- SHORT PROBLEM
Keep every line where the word "如图所示" appears; drop the rest.

— Start of LISTED ENTRIES —

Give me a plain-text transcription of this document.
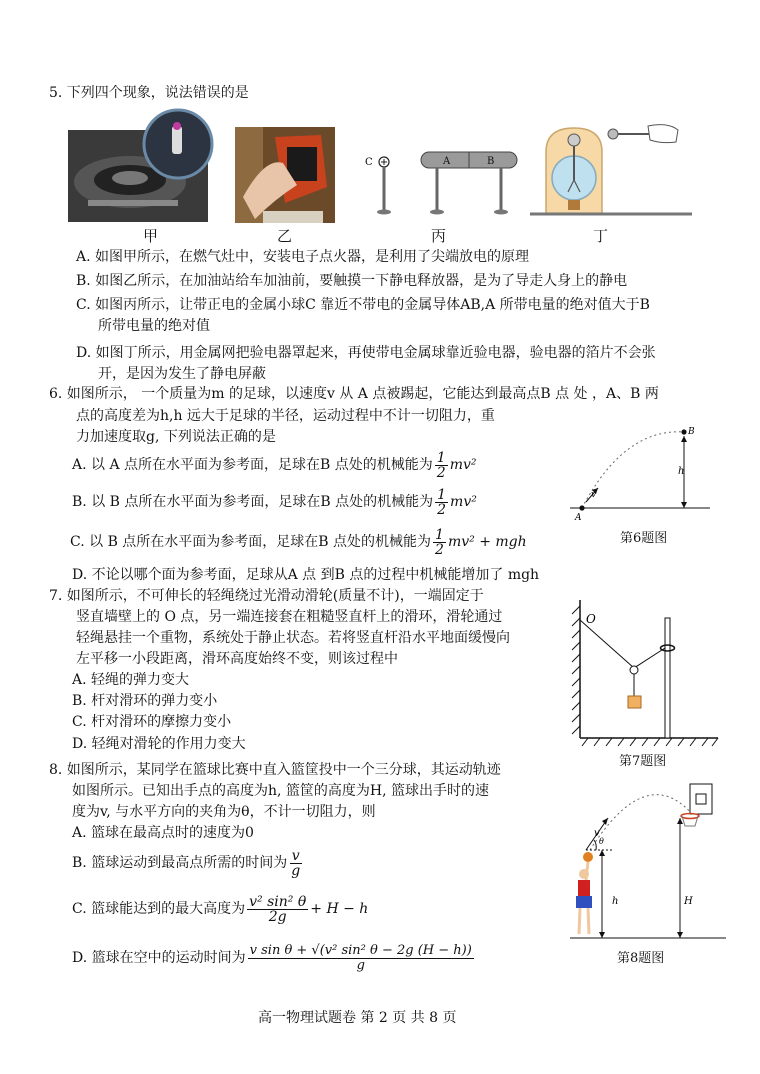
5. 下列四个现象，说法错误的是
C	A	B
甲	乙	丙	丁
A. 如图甲所示，在燃气灶中，安装电子点火器，是利用了尖端放电的原理
B. 如图乙所示，在加油站给车加油前，要触摸一下静电释放器，是为了导走人身上的静电
C. 如图丙所示，让带正电的金属小球C 靠近不带电的金属导体AB,A 所带电量的绝对值大于B
所带电量的绝对值
D. 如图丁所示，用金属网把验电器罩起来，再使带电金属球靠近验电器，验电器的箔片不会张
开，是因为发生了静电屏蔽
6. 如图所示， 一个质量为m 的足球，以速度v 从 A 点被踢起，它能达到最高点B 点 处 ，A、B 两
点的高度差为h,h 远大于足球的半径，运动过程中不计一切阻力，重
力加速度取g, 下列说法正确的是
A. 以 A 点所在水平面为参考面，足球在B 点处的机械能为 $\frac{1}{2} mv^2$
B. 以 B 点所在水平面为参考面，足球在B 点处的机械能为 $\frac{1}{2} mv^2$
C. 以 B 点所在水平面为参考面，足球在B 点处的机械能为 $\frac{1}{2} mv^2$ + mgh
D. 不论以哪个面为参考面，足球从A 点 到B 点的过程中机械能增加了 mgh
B
h
v
A
第6题图
7. 如图所示，不可伸长的轻绳绕过光滑动滑轮(质量不计)，一端固定于
竖直墙壁上的 O 点，另一端连接套在粗糙竖直杆上的滑环，滑轮通过
轻绳悬挂一个重物，系统处于静止状态。若将竖直杆沿水平地面缓慢向
左平移一小段距离，滑环高度始终不变，则该过程中
A. 轻绳的弹力变大
B. 杆对滑环的弹力变小
C. 杆对滑环的摩擦力变小
D. 轻绳对滑轮的作用力变大
O
第7题图
8. 如图所示，某同学在篮球比赛中直入篮筐投中一个三分球，其运动轨迹
如图所示。已知出手点的高度为h, 篮筐的高度为H, 篮球出手时的速
度为v, 与水平方向的夹角为θ，不计一切阻力，则
A. 篮球在最高点时的速度为0
B. 篮球运动到最高点所需的时间为 $\frac{v}{g}$
C. 篮球能达到的最大高度为 $\frac{\text{v² sin² θ}}{2g} + H - h$
D. 篮球在空中的运动时间为 $\frac{\text{v sin θ + √(v² sin² θ − 2g (H − h))}}{g}$
v
θ
h	H
第8题图
高一物理试题卷 第 2 页 共 8 页
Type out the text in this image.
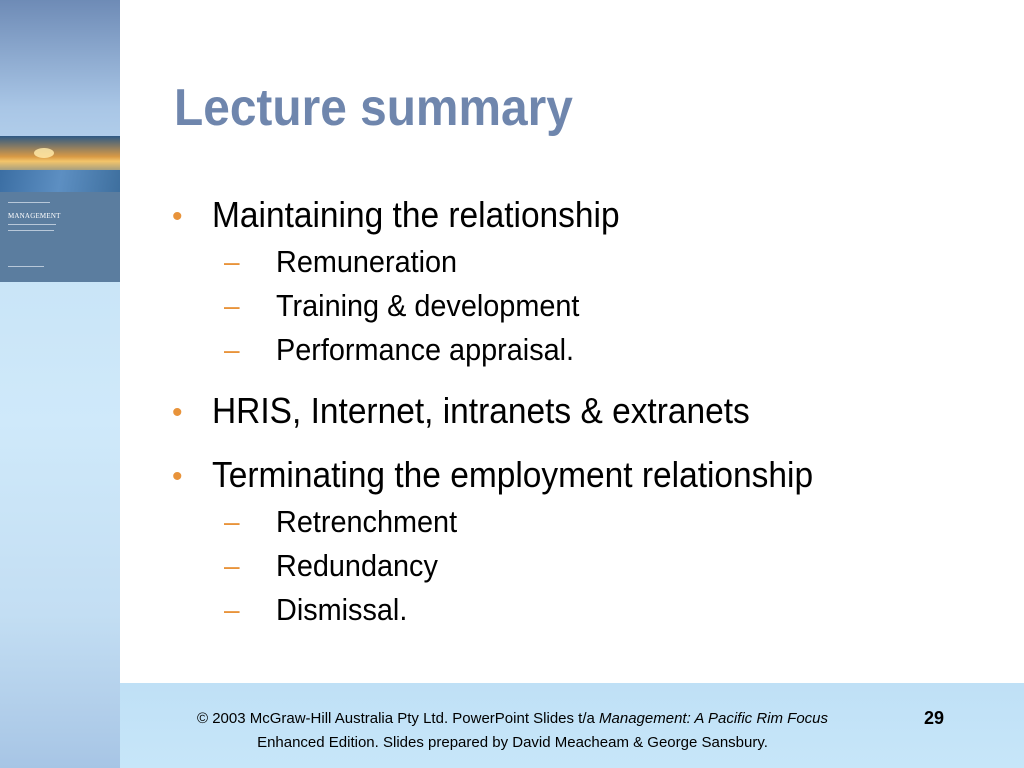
MANAGEMENT
Lecture summary
• Maintaining the relationship
– Remuneration
– Training & development
– Performance appraisal.
• HRIS, Internet, intranets & extranets
• Terminating the employment relationship
– Retrenchment
– Redundancy
– Dismissal.
© 2003 McGraw-Hill Australia Pty Ltd. PowerPoint Slides t/a Management: A Pacific Rim Focus
Enhanced Edition. Slides prepared by David Meacheam & George Sansbury.
29
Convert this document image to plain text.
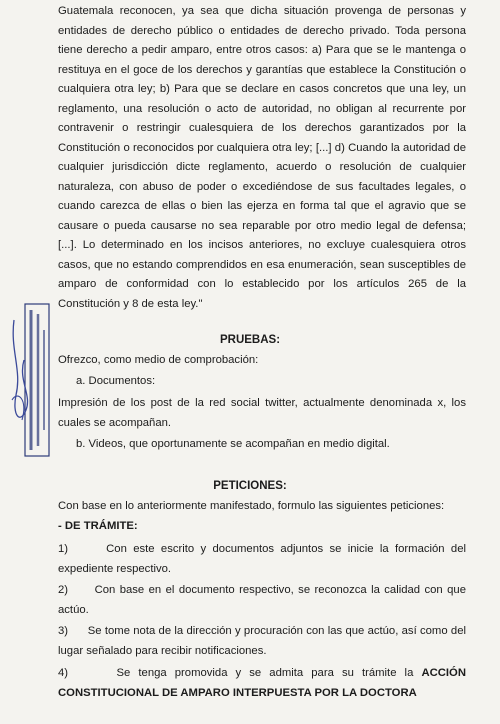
Guatemala reconocen, ya sea que dicha situación provenga de personas y entidades de derecho público o entidades de derecho privado. Toda persona tiene derecho a pedir amparo, entre otros casos: a) Para que se le mantenga o restituya en el goce de los derechos y garantías que establece la Constitución o cualquiera otra ley; b) Para que se declare en casos concretos que una ley, un reglamento, una resolución o acto de autoridad, no obligan al recurrente por contravenir o restringir cualesquiera de los derechos garantizados por la Constitución o reconocidos por cualquiera otra ley; [...] d) Cuando la autoridad de cualquier jurisdicción dicte reglamento, acuerdo o resolución de cualquier naturaleza, con abuso de poder o excediéndose de sus facultades legales, o cuando carezca de ellas o bien las ejerza en forma tal que el agravio que se causare o pueda causarse no sea reparable por otro medio legal de defensa; [...]. Lo determinado en los incisos anteriores, no excluye cualesquiera otros casos, que no estando comprendidos en esa enumeración, sean susceptibles de amparo de conformidad con lo establecido por los artículos 265 de la Constitución y 8 de esta ley."

PRUEBAS:

Ofrezco, como medio de comprobación:

a. Documentos:

Impresión de los post de la red social twitter, actualmente denominada x, los cuales se acompañan.

b. Videos, que oportunamente se acompañan en medio digital.

PETICIONES:

Con base en lo anteriormente manifestado, formulo las siguientes peticiones:

- DE TRÁMITE:

1)	Con este escrito y documentos adjuntos se inicie la formación del expediente respectivo.

2) Con base en el documento respectivo, se reconozca la calidad con que actúo.

3) Se tome nota de la dirección y procuración con las que actúo, así como del lugar señalado para recibir notificaciones.

4)	Se tenga promovida y se admita para su trámite la ACCIÓN CONSTITUCIONAL DE AMPARO INTERPUESTA POR LA DOCTORA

— End of LISTED ENTRIES —

- FULL OUTPUT
6. 如图所示， 一个质量为m 的足球，以速度v 从 A 点被踢起，它能达到最高点B 点 处 ，A、B 两
7. 如图所示，不可伸长的轻绳绕过光滑动滑轮(质量不计)，一端固定于
8. 如图所示，某同学在篮球比赛中直入篮筐投中一个三分球，其运动轨迹
如图所示。已知出手点的高度为h, 篮筐的高度为H, 篮球出手时的速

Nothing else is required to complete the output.